The entries below are to be transcribed in full, without their images.

○ ○ ○ ○

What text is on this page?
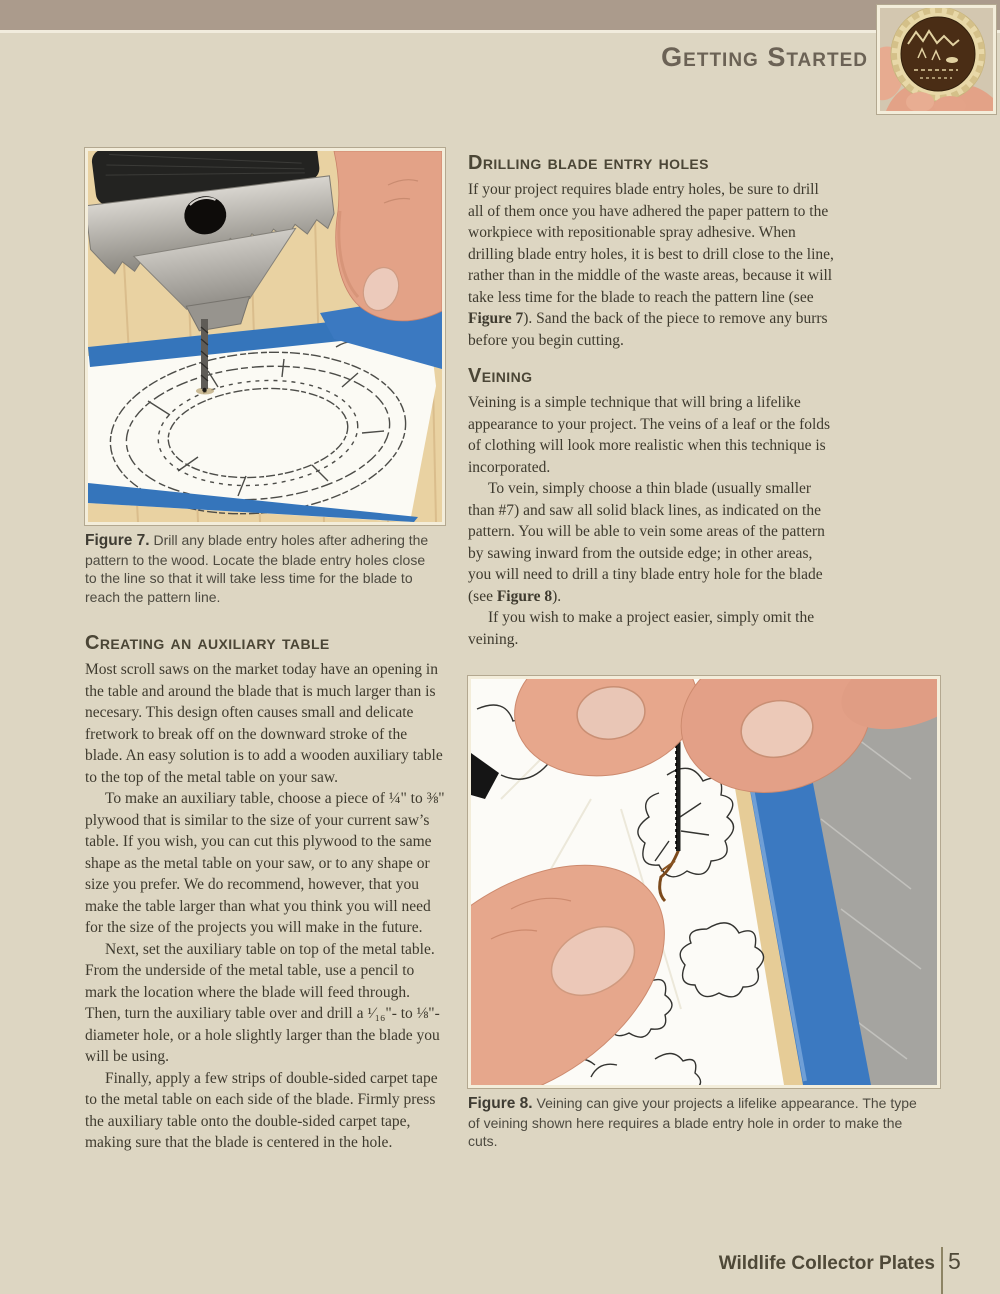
Getting Started

Figure 7. Drill any blade entry holes after adhering the pattern to the wood. Locate the blade entry holes close to the line so that it will take less time for the blade to reach the pattern line.

Creating an auxiliary table

Most scroll saws on the market today have an opening in the table and around the blade that is much larger than is necesary. This design often causes small and delicate fretwork to break off on the downward stroke of the blade. An easy solution is to add a wooden auxiliary table to the top of the metal table on your saw.

To make an auxiliary table, choose a piece of ¼" to ⅜" plywood that is similar to the size of your current saw’s table. If you wish, you can cut this plywood to the same shape as the metal table on your saw, or to any shape or size you prefer. We do recommend, however, that you make the table larger than what you think you will need for the size of the projects you will make in the future.

Next, set the auxiliary table on top of the metal table. From the underside of the metal table, use a pencil to mark the location where the blade will feed through. Then, turn the auxiliary table over and drill a ¹⁄₁₆"- to ⅛"-diameter hole, or a hole slightly larger than the blade you will be using.

Finally, apply a few strips of double-sided carpet tape to the metal table on each side of the blade. Firmly press the auxiliary table onto the double-sided carpet tape, making sure that the blade is centered in the hole.

Drilling blade entry holes

If your project requires blade entry holes, be sure to drill all of them once you have adhered the paper pattern to the workpiece with repositionable spray adhesive. When drilling blade entry holes, it is best to drill close to the line, rather than in the middle of the waste areas, because it will take less time for the blade to reach the pattern line (see Figure 7). Sand the back of the piece to remove any burrs before you begin cutting.

Veining

Veining is a simple technique that will bring a lifelike appearance to your project. The veins of a leaf or the folds of clothing will look more realistic when this technique is incorporated.

To vein, simply choose a thin blade (usually smaller than #7) and saw all solid black lines, as indicated on the pattern. You will be able to vein some areas of the pattern by sawing inward from the outside edge; in other areas, you will need to drill a tiny blade entry hole for the blade (see Figure 8).

If you wish to make a project easier, simply omit the veining.

Figure 8. Veining can give your projects a lifelike appearance. The type of veining shown here requires a blade entry hole in order to make the cuts.

Wildlife Collector Plates 5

○ ○ ○ ○

### Task result
What text is on this page?
Getting Started

Figure 7. Drill any blade entry holes after adhering the pattern to the wood. Locate the blade entry holes close to the line so that it will take less time for the blade to reach the pattern line.

Creating an auxiliary table

Most scroll saws on the market today have an opening in the table and around the blade that is much larger than is necesary. This design often causes small and delicate fretwork to break off on the downward stroke of the blade. An easy solution is to add a wooden auxiliary table to the top of the metal table on your saw.

To make an auxiliary table, choose a piece of ¼" to ⅜" plywood that is similar to the size of your current saw’s table. If you wish, you can cut this plywood to the same shape as the metal table on your saw, or to any shape or size you prefer. We do recommend, however, that you make the table larger than what you think you will need for the size of the projects you will make in the future.

Next, set the auxiliary table on top of the metal table. From the underside of the metal table, use a pencil to mark the location where the blade will feed through. Then, turn the auxiliary table over and drill a ¹⁄₁₆"- to ⅛"-diameter hole, or a hole slightly larger than the blade you will be using.

Finally, apply a few strips of double-sided carpet tape to the metal table on each side of the blade. Firmly press the auxiliary table onto the double-sided carpet tape, making sure that the blade is centered in the hole.

Drilling blade entry holes

If your project requires blade entry holes, be sure to drill all of them once you have adhered the paper pattern to the workpiece with repositionable spray adhesive. When drilling blade entry holes, it is best to drill close to the line, rather than in the middle of the waste areas, because it will take less time for the blade to reach the pattern line (see Figure 7). Sand the back of the piece to remove any burrs before you begin cutting.

Veining

Veining is a simple technique that will bring a lifelike appearance to your project. The veins of a leaf or the folds of clothing will look more realistic when this technique is incorporated.

To vein, simply choose a thin blade (usually smaller than #7) and saw all solid black lines, as indicated on the pattern. You will be able to vein some areas of the pattern by sawing inward from the outside edge; in other areas, you will need to drill a tiny blade entry hole for the blade (see Figure 8).

If you wish to make a project easier, simply omit the veining.

Figure 8. Veining can give your projects a lifelike appearance. The type of veining shown here requires a blade entry hole in order to make the cuts.

Wildlife Collector Plates 5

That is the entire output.